— Start —

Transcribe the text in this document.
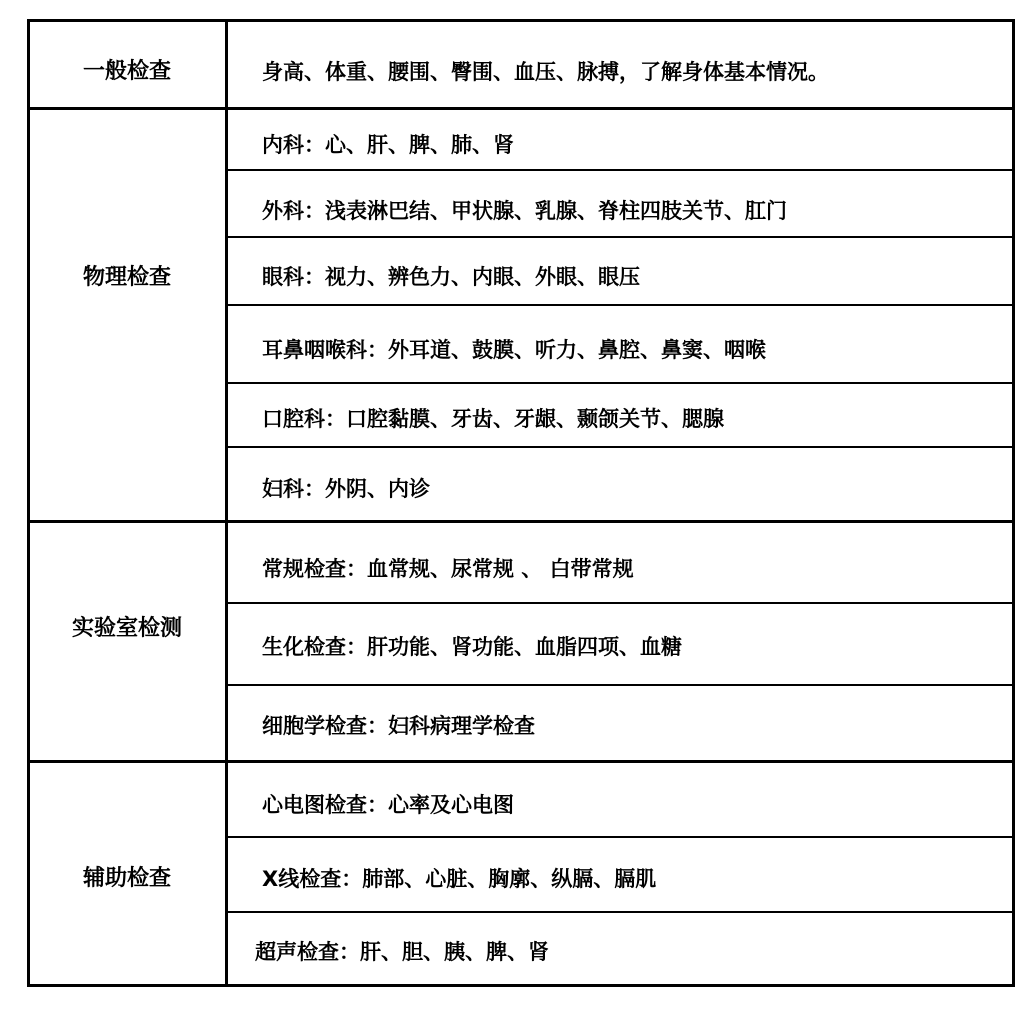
一般检查
物理检查
实验室检测
辅助检查
身高、体重、腰围、臀围、血压、脉搏，了解身体基本情况。
内科：心、肝、脾、肺、肾
外科：浅表淋巴结、甲状腺、乳腺、脊柱四肢关节、肛门
眼科：视力、辨色力、内眼、外眼、眼压
耳鼻咽喉科：外耳道、鼓膜、听力、鼻腔、鼻窦、咽喉
口腔科：口腔黏膜、牙齿、牙龈、颞颌关节、腮腺
妇科：外阴、内诊
常规检查：血常规、尿常规 、 白带常规
生化检查：肝功能、肾功能、血脂四项、血糖
细胞学检查：妇科病理学检查
心电图检查：心率及心电图
X线检查：肺部、心脏、胸廓、纵膈、膈肌
超声检查：肝、胆、胰、脾、肾
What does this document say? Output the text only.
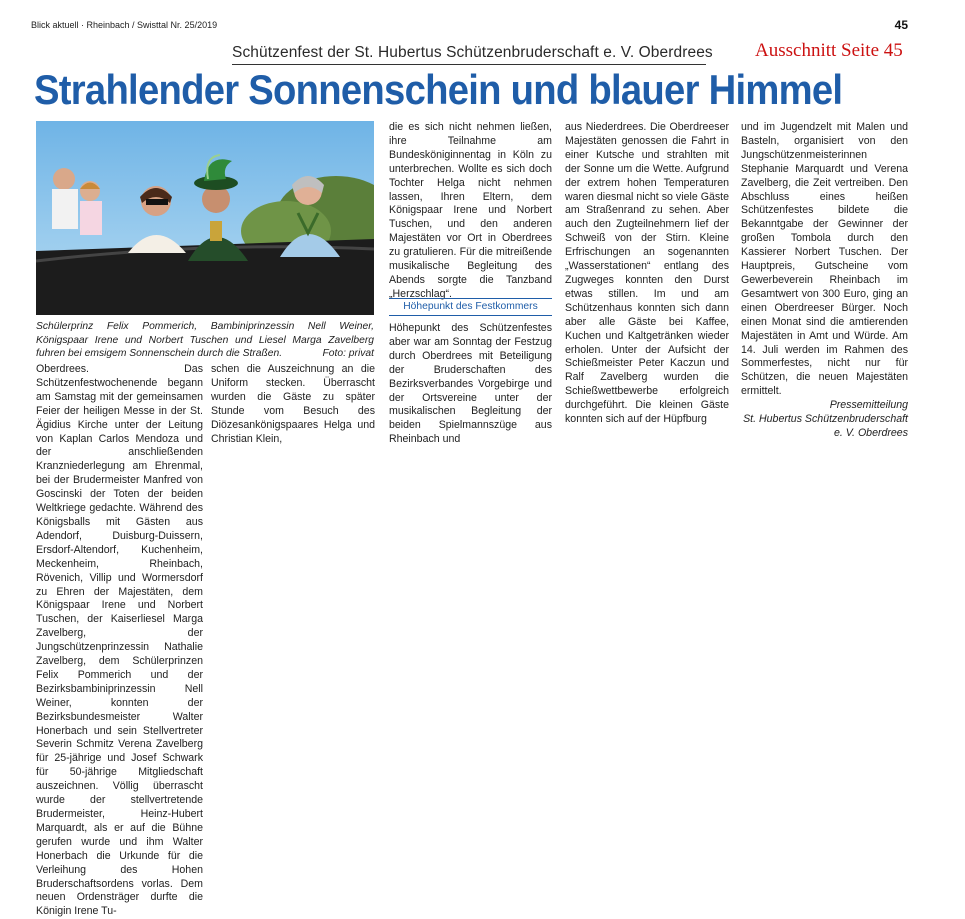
Blick aktuell · Rheinbach / Swisttal Nr. 25/2019	45
Schützenfest der St. Hubertus Schützenbruderschaft e. V. Oberdrees Ausschnitt Seite 45
Strahlender Sonnenschein und blauer Himmel
Schülerprinz Felix Pommerich, Bambiniprinzessin Nell Weiner, Königspaar Irene und Norbert Tuschen und Liesel Marga Zavelberg fuhren bei emsigem Sonnenschein durch die Straßen.	Foto: privat

Oberdrees. Das Schützenfestwochenende begann am Samstag mit der gemeinsamen Feier der heiligen Messe in der St. Ägidius Kirche unter der Leitung von Kaplan Carlos Mendoza und der anschließenden Kranzniederlegung am Ehrenmal, bei der Brudermeister Manfred von Goscinski der Toten der beiden Weltkriege gedachte. Während des Königsballs mit Gästen aus Adendorf, Duisburg-Duissern, Ersdorf-Altendorf, Kuchenheim, Meckenheim, Rheinbach, Rövenich, Villip und Wormersdorf zu Ehren der Majestäten, dem Königspaar Irene und Norbert Tuschen, der Kaiserliesel Marga Zavelberg, der Jungschützenprinzessin Nathalie Zavelberg, dem Schülerprinzen Felix Pommerich und der Bezirksbambiniprinzessin Nell Weiner, konnten der Bezirksbundesmeister Walter Honerbach und sein Stellvertreter Severin Schmitz Verena Zavelberg für 25-jährige und Josef Schwark für 50-jährige Mitgliedschaft auszeichnen. Völlig überrascht wurde der stellvertretende Brudermeister, Heinz-Hubert Marquardt, als er auf die Bühne gerufen wurde und ihm Walter Honerbach die Urkunde für die Verleihung des Hohen Bruderschaftsordens vorlas. Dem neuen Ordensträger durfte die Königin Irene Tu-

schen die Auszeichnung an die Uniform stecken. Überrascht wurden die Gäste zu später Stunde vom Besuch des Diözesankönigspaares Helga und Christian Klein,

die es sich nicht nehmen ließen, ihre Teilnahme am Bundesköniginnentag in Köln zu unterbrechen. Wollte es sich doch Tochter Helga nicht nehmen lassen, Ihren Eltern, dem Königspaar Irene und Norbert Tuschen, und den anderen Majestäten vor Ort in Oberdrees zu gratulieren. Für die mitreißende musikalische Begleitung des Abends sorgte die Tanzband „Herzschlag“.

Höhepunkt des Festkommers

Höhepunkt des Schützenfestes aber war am Sonntag der Festzug durch Oberdrees mit Beteiligung der Bruderschaften des Bezirksverbandes Vorgebirge und der Ortsvereine unter der musikalischen Begleitung der beiden Spielmannszüge aus Rheinbach und

aus Niederdrees. Die Oberdreeser Majestäten genossen die Fahrt in einer Kutsche und strahlten mit der Sonne um die Wette. Aufgrund der extrem hohen Temperaturen waren diesmal nicht so viele Gäste am Straßenrand zu sehen. Aber auch den Zugteilnehmern lief der Schweiß von der Stirn. Kleine Erfrischungen an sogenannten „Wasserstationen“ entlang des Zugweges konnten den Durst etwas stillen. Im und am Schützenhaus konnten sich dann aber alle Gäste bei Kaffee, Kuchen und Kaltgetränken wieder erholen. Unter der Aufsicht der Schießmeister Peter Kaczun und Ralf Zavelberg wurden die Schießwettbewerbe erfolgreich durchgeführt. Die kleinen Gäste konnten sich auf der Hüpfburg

und im Jugendzelt mit Malen und Basteln, organisiert von den Jungschützenmeisterinnen Stephanie Marquardt und Verena Zavelberg, die Zeit vertreiben. Den Abschluss eines heißen Schützenfestes bildete die Bekanntgabe der Gewinner der großen Tombola durch den Kassierer Norbert Tuschen. Der Hauptpreis, Gutscheine vom Gewerbeverein Rheinbach im Gesamtwert von 300 Euro, ging an einen Oberdreeser Bürger. Noch einen Monat sind die amtierenden Majestäten in Amt und Würde. Am 14. Juli werden im Rahmen des Sommerfestes, nicht nur für Schützen, die neuen Majestäten ermittelt.

Pressemitteilung

St. Hubertus Schützenbruderschaft e. V. Oberdrees
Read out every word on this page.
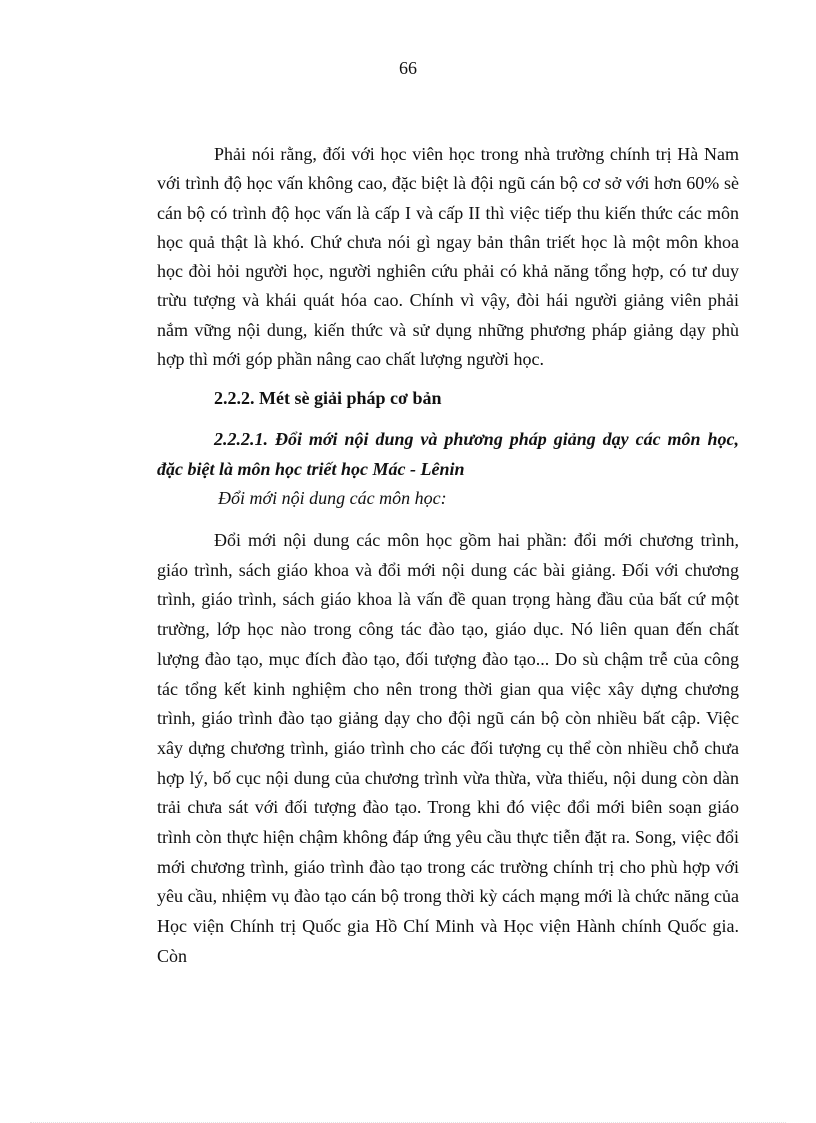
66

Phải nói rằng, đối với học viên học trong nhà trường chính trị Hà Nam với trình độ học vấn không cao, đặc biệt là đội ngũ cán bộ cơ sở với hơn 60% sè cán bộ có trình độ học vấn là cấp I và cấp II thì việc tiếp thu kiến thức các môn học quả thật là khó. Chứ chưa nói gì ngay bản thân triết học là một môn khoa học đòi hỏi người học, người nghiên cứu phải có khả năng tổng hợp, có tư duy trừu tượng và khái quát hóa cao. Chính vì vậy, đòi hái người giảng viên phải nắm vững nội dung, kiến thức và sử dụng những phương pháp giảng dạy phù hợp thì mới góp phần nâng cao chất lượng người học.

2.2.2. Mét sè giải pháp cơ bản

2.2.2.1. Đổi mới nội dung và phương pháp giảng dạy các môn học, đặc biệt là môn học triết học Mác - Lênin

Đổi mới nội dung các môn học:

Đổi mới nội dung các môn học gồm hai phần: đổi mới chương trình, giáo trình, sách giáo khoa và đổi mới nội dung các bài giảng. Đối với chương trình, giáo trình, sách giáo khoa là vấn đề quan trọng hàng đầu của bất cứ một trường, lớp học nào trong công tác đào tạo, giáo dục. Nó liên quan đến chất lượng đào tạo, mục đích đào tạo, đối tượng đào tạo... Do sù chậm trễ của công tác tổng kết kinh nghiệm cho nên trong thời gian qua việc xây dựng chương trình, giáo trình đào tạo giảng dạy cho đội ngũ cán bộ còn nhiều bất cập. Việc xây dựng chương trình, giáo trình cho các đối tượng cụ thể còn nhiều chỗ chưa hợp lý, bố cục nội dung của chương trình vừa thừa, vừa thiếu, nội dung còn dàn trải chưa sát với đối tượng đào tạo. Trong khi đó việc đổi mới biên soạn giáo trình còn thực hiện chậm không đáp ứng yêu cầu thực tiễn đặt ra. Song, việc đổi mới chương trình, giáo trình đào tạo trong các trường chính trị cho phù hợp với yêu cầu, nhiệm vụ đào tạo cán bộ trong thời kỳ cách mạng mới là chức năng của Học viện Chính trị Quốc gia Hồ Chí Minh và Học viện Hành chính Quốc gia. Còn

— End —

Tally the lines in the records above that contain the word "Sonnenschein", and give only that number.

2